Problem to solve:
Copy every line in the records below that contains the word "fonograma".
------ Input records
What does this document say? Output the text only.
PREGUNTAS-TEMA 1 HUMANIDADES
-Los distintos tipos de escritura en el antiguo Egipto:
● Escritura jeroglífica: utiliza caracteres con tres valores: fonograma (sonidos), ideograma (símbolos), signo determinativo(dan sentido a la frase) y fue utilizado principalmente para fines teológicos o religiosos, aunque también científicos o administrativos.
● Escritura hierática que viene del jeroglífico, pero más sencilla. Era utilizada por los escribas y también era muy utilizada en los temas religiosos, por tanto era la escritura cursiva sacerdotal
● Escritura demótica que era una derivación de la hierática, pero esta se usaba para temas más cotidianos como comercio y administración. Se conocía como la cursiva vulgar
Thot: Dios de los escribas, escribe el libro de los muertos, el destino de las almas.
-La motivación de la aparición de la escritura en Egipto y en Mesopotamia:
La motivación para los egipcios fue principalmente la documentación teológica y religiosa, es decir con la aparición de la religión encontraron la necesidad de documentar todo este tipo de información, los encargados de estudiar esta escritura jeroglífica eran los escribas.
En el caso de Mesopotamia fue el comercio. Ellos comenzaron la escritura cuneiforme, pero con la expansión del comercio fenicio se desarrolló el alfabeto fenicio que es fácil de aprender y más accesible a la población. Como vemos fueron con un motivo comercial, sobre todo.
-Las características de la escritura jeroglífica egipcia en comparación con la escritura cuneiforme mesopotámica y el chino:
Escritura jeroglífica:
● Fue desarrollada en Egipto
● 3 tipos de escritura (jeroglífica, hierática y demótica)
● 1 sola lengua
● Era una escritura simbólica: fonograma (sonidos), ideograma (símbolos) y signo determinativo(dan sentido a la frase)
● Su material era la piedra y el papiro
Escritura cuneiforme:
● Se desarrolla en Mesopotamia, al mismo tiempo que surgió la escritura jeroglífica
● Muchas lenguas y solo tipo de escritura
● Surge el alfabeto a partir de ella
------------
Finished task:
● Escritura jeroglífica: utiliza caracteres con tres valores: fonograma (sonidos), ideograma (símbolos), signo determinativo(dan sentido a la frase) y fue utilizado principalmente para fines teológicos o religiosos, aunque también científicos o administrativos.
● Era una escritura simbólica: fonograma (sonidos), ideograma (símbolos) y signo determinativo(dan sentido a la frase)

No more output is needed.